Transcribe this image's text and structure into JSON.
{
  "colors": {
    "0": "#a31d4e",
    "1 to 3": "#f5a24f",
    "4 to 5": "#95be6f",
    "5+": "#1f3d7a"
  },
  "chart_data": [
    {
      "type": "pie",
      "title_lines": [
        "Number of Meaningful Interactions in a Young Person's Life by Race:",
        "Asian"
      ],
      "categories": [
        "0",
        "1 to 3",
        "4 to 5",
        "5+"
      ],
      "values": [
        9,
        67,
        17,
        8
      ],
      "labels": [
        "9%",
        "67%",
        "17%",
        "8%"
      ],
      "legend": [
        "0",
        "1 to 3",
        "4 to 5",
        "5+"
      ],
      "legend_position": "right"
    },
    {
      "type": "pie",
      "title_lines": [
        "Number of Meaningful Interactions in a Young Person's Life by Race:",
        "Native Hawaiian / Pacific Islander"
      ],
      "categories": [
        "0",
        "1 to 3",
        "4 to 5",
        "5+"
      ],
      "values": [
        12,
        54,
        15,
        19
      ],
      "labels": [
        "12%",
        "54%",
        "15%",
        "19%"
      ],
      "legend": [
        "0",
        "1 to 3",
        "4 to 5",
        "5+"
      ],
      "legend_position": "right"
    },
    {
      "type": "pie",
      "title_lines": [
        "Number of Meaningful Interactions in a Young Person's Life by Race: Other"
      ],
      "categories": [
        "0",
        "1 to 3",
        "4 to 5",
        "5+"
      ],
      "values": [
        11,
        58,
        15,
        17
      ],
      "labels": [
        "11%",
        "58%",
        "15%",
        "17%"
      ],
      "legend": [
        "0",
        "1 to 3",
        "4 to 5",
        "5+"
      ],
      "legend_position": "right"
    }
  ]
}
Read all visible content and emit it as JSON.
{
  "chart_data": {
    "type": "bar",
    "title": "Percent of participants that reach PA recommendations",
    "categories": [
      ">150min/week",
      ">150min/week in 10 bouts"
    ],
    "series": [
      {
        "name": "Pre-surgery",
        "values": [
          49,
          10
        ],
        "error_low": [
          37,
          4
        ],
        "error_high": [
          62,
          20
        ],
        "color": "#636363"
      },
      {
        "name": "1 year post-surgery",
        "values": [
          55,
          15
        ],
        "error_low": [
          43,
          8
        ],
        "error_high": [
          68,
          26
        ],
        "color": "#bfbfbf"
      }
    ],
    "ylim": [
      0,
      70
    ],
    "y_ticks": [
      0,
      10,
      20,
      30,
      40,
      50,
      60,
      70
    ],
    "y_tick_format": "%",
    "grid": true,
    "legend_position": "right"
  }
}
::::
» WHAT YOU WILL DO:
Write out every record shown above, word for word.

» EXERCISE SOLUTION:
Transcribe this image's text and structure into JSON.
{
  "colors": {
    "0": "#a31d4e",
    "1 to 3": "#f5a24f",
    "4 to 5": "#95be6f",
    "5+": "#1f3d7a"
  },
  "chart_data": [
    {
      "type": "pie",
      "title_lines": [
        "Number of Meaningful Interactions in a Young Person's Life by Race:",
        "Asian"
      ],
      "categories": [
        "0",
        "1 to 3",
        "4 to 5",
        "5+"
      ],
      "values": [
        9,
        67,
        17,
        8
      ],
      "labels": [
        "9%",
        "67%",
        "17%",
        "8%"
      ],
      "legend": [
        "0",
        "1 to 3",
        "4 to 5",
        "5+"
      ],
      "legend_position": "right"
    },
    {
      "type": "pie",
      "title_lines": [
        "Number of Meaningful Interactions in a Young Person's Life by Race:",
        "Native Hawaiian / Pacific Islander"
      ],
      "categories": [
        "0",
        "1 to 3",
        "4 to 5",
        "5+"
      ],
      "values": [
        12,
        54,
        15,
        19
      ],
      "labels": [
        "12%",
        "54%",
        "15%",
        "19%"
      ],
      "legend": [
        "0",
        "1 to 3",
        "4 to 5",
        "5+"
      ],
      "legend_position": "right"
    },
    {
      "type": "pie",
      "title_lines": [
        "Number of Meaningful Interactions in a Young Person's Life by Race: Other"
      ],
      "categories": [
        "0",
        "1 to 3",
        "4 to 5",
        "5+"
      ],
      "values": [
        11,
        58,
        15,
        17
      ],
      "labels": [
        "11%",
        "58%",
        "15%",
        "17%"
      ],
      "legend": [
        "0",
        "1 to 3",
        "4 to 5",
        "5+"
      ],
      "legend_position": "right"
    }
  ]
}
Read all visible content and emit it as JSON.
{
  "chart_data": {
    "type": "bar",
    "title": "Percent of participants that reach PA recommendations",
    "categories": [
      ">150min/week",
      ">150min/week in 10 bouts"
    ],
    "series": [
      {
        "name": "Pre-surgery",
        "values": [
          49,
          10
        ],
        "error_low": [
          37,
          4
        ],
        "error_high": [
          62,
          20
        ],
        "color": "#636363"
      },
      {
        "name": "1 year post-surgery",
        "values": [
          55,
          15
        ],
        "error_low": [
          43,
          8
        ],
        "error_high": [
          68,
          26
        ],
        "color": "#bfbfbf"
      }
    ],
    "ylim": [
      0,
      70
    ],
    "y_ticks": [
      0,
      10,
      20,
      30,
      40,
      50,
      60,
      70
    ],
    "y_tick_format": "%",
    "grid": true,
    "legend_position": "right"
  }
}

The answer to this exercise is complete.